Collection entries:
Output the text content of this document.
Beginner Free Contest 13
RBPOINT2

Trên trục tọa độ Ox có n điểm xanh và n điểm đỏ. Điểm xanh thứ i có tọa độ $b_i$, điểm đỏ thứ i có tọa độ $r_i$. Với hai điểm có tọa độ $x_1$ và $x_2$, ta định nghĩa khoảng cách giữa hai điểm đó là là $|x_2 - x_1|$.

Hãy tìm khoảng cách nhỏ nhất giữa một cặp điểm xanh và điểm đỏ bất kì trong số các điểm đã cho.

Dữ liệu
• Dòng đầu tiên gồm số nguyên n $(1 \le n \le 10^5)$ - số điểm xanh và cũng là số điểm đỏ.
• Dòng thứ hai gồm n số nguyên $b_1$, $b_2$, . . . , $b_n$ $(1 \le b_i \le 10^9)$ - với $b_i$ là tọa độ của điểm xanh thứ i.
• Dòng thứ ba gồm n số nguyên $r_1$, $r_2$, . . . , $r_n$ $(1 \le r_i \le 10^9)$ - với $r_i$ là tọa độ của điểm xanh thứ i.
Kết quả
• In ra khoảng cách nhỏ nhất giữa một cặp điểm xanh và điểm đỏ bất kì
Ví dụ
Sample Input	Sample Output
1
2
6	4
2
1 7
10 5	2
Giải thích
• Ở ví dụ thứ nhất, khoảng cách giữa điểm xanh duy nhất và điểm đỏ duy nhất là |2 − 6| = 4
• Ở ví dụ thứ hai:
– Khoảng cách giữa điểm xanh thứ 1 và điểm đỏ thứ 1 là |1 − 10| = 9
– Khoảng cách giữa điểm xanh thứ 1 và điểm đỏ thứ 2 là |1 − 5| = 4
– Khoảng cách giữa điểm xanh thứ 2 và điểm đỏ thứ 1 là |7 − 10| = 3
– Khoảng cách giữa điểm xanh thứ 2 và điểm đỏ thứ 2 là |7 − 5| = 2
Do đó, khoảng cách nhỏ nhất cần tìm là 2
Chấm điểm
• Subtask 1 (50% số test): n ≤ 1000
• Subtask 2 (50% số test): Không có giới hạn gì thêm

### Task to complete
Copy out the lines in which the string "Subtask" appears.

### Task output
• Subtask 1 (50% số test): n ≤ 1000
• Subtask 2 (50% số test): Không có giới hạn gì thêm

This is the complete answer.